Instruction
Copy out each line that has "plain" in it.

Available records

● ● ● ● ●

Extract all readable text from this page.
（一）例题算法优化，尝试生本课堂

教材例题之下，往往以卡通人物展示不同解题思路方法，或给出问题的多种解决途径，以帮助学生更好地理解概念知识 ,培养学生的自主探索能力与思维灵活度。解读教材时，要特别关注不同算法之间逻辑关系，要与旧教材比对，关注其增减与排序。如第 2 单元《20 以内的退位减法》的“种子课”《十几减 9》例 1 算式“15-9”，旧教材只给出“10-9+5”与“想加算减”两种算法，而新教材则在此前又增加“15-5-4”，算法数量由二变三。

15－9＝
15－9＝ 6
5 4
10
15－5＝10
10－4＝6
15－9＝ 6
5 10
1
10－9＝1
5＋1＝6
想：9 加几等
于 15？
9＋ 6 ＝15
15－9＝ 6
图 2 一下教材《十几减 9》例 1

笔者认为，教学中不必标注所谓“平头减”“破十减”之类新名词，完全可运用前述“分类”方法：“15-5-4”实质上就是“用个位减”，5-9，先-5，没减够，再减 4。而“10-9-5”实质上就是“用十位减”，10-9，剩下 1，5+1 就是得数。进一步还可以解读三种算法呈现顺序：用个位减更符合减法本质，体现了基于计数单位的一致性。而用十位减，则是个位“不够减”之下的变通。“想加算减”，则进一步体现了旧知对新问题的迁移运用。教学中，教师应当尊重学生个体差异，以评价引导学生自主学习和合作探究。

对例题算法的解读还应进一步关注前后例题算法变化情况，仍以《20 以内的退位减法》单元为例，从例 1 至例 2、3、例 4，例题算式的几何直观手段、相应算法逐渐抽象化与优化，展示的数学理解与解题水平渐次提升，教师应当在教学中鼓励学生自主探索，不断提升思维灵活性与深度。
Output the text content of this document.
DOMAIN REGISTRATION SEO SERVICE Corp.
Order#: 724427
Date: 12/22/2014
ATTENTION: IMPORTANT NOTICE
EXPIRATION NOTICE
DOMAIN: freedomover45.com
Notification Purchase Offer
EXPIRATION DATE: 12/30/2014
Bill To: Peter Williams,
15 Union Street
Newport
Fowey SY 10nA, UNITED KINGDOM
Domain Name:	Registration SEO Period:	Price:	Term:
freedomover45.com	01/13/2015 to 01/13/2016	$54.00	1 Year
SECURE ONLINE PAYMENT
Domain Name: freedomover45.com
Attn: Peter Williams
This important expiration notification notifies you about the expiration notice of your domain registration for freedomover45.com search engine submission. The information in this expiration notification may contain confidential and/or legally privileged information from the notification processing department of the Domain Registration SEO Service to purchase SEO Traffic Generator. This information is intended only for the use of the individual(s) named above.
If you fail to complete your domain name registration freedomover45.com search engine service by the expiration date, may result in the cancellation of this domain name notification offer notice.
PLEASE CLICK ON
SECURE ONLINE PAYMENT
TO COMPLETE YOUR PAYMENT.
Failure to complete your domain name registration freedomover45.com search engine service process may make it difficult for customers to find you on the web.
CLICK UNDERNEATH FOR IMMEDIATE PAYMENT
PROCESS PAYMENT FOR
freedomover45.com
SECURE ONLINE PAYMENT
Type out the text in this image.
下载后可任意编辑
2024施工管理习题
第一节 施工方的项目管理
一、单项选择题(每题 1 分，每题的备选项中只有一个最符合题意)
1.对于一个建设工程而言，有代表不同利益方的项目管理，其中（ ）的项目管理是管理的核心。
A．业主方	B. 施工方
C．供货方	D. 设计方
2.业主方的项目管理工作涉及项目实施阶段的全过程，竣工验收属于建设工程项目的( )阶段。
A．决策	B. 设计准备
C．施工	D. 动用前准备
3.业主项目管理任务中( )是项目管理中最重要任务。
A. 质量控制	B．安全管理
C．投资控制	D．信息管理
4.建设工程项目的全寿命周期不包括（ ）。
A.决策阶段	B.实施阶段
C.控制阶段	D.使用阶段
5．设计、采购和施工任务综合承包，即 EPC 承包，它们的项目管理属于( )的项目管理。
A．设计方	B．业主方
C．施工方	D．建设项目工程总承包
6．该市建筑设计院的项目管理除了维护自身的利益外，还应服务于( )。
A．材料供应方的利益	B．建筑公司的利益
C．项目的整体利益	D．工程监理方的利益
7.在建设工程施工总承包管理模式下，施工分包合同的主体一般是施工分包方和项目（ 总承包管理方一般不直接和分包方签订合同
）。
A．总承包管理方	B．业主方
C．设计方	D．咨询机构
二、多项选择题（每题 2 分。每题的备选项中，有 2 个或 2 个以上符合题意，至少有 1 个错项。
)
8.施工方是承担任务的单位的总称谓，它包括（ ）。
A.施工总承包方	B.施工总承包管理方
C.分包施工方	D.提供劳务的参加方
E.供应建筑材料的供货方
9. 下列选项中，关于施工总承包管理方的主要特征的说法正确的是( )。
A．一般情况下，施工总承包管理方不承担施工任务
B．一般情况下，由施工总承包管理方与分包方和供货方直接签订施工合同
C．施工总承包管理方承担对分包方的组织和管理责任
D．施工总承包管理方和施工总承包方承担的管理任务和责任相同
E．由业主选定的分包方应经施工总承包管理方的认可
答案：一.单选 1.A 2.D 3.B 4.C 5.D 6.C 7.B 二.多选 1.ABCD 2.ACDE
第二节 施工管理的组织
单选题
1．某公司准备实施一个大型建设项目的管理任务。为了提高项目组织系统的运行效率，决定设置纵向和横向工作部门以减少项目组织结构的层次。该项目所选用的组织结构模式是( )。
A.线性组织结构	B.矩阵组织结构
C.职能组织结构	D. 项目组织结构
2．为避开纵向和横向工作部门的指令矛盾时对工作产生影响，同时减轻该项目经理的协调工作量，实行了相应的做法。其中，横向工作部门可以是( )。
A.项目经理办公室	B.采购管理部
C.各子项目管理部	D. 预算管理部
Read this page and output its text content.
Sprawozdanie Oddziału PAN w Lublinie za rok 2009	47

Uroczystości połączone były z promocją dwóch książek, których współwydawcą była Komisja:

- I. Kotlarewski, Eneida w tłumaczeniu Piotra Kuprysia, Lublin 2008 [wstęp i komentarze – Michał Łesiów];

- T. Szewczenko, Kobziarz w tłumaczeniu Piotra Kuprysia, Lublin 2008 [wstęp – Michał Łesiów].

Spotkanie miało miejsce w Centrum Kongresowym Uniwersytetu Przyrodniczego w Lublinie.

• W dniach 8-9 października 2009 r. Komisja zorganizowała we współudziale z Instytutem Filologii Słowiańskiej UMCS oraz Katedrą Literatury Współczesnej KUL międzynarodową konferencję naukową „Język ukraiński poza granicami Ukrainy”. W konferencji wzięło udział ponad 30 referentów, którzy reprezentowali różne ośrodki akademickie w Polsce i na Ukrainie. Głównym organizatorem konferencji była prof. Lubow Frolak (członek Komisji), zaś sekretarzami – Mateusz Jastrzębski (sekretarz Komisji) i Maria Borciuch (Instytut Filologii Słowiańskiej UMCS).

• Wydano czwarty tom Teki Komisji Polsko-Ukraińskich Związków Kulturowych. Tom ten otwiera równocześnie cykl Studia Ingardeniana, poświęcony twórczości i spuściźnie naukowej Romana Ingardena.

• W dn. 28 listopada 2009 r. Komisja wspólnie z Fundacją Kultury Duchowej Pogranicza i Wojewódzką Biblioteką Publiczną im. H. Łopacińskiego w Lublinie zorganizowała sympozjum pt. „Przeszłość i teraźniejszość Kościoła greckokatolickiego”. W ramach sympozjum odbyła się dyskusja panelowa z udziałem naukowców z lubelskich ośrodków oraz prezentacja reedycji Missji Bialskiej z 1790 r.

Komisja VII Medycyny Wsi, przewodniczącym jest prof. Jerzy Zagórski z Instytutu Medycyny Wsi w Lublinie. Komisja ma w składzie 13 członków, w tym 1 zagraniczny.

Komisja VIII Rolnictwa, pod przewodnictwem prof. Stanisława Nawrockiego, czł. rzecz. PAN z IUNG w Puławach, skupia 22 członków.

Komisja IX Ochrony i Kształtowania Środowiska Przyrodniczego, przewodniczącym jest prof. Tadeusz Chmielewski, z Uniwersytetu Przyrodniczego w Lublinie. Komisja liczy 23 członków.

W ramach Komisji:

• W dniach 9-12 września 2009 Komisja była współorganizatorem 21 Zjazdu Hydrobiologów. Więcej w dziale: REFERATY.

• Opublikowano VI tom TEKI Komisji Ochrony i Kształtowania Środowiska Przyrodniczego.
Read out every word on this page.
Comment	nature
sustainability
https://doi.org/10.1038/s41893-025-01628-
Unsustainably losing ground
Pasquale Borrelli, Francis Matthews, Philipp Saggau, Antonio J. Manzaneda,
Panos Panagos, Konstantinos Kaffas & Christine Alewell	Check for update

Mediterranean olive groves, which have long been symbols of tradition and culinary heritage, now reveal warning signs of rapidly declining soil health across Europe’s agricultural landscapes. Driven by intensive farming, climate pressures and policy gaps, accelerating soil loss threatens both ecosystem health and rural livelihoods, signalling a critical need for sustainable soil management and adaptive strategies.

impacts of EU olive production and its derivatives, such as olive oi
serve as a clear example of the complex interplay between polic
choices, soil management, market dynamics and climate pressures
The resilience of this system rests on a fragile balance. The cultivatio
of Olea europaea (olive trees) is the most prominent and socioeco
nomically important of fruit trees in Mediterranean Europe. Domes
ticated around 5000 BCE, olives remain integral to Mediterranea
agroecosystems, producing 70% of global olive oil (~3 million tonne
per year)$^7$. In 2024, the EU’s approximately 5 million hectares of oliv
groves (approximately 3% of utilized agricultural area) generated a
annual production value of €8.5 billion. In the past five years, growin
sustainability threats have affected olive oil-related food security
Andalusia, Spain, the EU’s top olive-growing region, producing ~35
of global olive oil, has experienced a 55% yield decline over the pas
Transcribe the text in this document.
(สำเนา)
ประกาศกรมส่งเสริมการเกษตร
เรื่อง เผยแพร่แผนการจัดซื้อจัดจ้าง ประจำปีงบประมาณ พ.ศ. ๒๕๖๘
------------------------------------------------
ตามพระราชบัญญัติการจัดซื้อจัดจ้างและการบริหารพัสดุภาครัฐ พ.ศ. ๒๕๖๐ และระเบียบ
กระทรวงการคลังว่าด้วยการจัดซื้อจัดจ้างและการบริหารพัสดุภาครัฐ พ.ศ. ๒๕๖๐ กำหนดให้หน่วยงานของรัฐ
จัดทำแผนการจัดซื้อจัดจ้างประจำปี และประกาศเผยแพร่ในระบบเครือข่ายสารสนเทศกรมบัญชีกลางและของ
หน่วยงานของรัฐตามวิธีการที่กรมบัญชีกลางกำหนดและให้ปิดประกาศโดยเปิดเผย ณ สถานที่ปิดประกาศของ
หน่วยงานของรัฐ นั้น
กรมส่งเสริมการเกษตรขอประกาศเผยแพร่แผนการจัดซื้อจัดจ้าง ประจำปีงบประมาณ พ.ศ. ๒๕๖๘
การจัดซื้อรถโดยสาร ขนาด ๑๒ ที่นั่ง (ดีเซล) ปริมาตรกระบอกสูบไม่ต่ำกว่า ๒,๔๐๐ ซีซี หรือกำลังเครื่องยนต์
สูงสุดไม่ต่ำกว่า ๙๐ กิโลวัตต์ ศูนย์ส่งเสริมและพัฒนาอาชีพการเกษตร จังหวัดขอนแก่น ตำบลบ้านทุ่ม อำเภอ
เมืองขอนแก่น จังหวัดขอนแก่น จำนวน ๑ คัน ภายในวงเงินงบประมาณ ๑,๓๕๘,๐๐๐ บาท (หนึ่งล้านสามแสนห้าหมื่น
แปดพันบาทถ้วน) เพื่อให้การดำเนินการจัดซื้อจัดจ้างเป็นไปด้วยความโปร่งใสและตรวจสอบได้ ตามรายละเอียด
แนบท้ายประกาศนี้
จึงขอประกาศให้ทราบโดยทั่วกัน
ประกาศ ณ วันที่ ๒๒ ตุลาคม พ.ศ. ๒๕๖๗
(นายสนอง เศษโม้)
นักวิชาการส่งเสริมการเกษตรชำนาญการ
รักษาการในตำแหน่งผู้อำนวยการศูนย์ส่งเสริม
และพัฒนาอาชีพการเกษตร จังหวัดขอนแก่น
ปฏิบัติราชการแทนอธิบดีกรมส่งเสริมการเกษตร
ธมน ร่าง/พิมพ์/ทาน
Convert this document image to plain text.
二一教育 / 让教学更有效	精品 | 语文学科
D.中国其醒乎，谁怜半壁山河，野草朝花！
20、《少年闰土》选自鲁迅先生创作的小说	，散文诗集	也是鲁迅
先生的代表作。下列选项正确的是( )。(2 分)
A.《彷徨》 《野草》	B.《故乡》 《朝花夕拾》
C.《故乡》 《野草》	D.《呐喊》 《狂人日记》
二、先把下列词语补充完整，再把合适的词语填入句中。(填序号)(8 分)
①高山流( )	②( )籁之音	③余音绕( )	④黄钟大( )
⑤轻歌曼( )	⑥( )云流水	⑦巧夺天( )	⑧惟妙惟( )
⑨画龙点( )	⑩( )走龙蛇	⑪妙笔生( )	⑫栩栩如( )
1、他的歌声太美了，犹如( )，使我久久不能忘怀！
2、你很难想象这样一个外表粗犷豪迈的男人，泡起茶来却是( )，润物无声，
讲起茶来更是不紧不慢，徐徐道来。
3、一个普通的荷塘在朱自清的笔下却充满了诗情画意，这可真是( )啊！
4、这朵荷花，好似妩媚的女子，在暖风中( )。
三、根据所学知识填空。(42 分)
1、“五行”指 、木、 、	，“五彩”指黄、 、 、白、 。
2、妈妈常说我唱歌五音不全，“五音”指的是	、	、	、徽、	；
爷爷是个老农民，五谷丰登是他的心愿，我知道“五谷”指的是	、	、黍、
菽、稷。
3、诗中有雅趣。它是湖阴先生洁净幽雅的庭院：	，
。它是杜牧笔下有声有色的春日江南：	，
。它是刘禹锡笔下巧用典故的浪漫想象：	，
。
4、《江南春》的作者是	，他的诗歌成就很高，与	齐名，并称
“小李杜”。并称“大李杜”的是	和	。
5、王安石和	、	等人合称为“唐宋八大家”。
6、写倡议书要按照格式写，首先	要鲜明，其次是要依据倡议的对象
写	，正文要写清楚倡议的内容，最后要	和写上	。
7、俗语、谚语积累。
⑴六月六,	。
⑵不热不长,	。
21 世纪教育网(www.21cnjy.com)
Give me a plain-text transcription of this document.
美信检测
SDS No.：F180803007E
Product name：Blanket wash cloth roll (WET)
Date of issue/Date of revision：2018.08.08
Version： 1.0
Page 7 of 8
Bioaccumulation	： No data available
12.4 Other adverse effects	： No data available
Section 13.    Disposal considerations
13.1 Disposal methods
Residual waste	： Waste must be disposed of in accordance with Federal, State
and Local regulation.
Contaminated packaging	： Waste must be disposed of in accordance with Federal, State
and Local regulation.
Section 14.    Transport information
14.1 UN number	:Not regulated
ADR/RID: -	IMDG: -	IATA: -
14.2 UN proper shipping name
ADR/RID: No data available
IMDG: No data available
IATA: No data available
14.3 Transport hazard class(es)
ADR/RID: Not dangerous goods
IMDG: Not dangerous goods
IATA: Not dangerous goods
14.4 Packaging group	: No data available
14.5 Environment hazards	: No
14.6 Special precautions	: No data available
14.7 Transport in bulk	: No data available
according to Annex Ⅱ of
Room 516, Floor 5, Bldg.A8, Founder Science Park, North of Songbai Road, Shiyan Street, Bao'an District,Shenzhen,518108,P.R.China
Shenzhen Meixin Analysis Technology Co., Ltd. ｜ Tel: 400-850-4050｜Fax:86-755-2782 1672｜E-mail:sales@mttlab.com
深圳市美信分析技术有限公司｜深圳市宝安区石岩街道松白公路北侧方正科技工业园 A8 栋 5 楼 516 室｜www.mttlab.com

● ● ● ● ●

Result of this exercise
Convert this document image to plain text.
Give me a plain-text transcription of this document.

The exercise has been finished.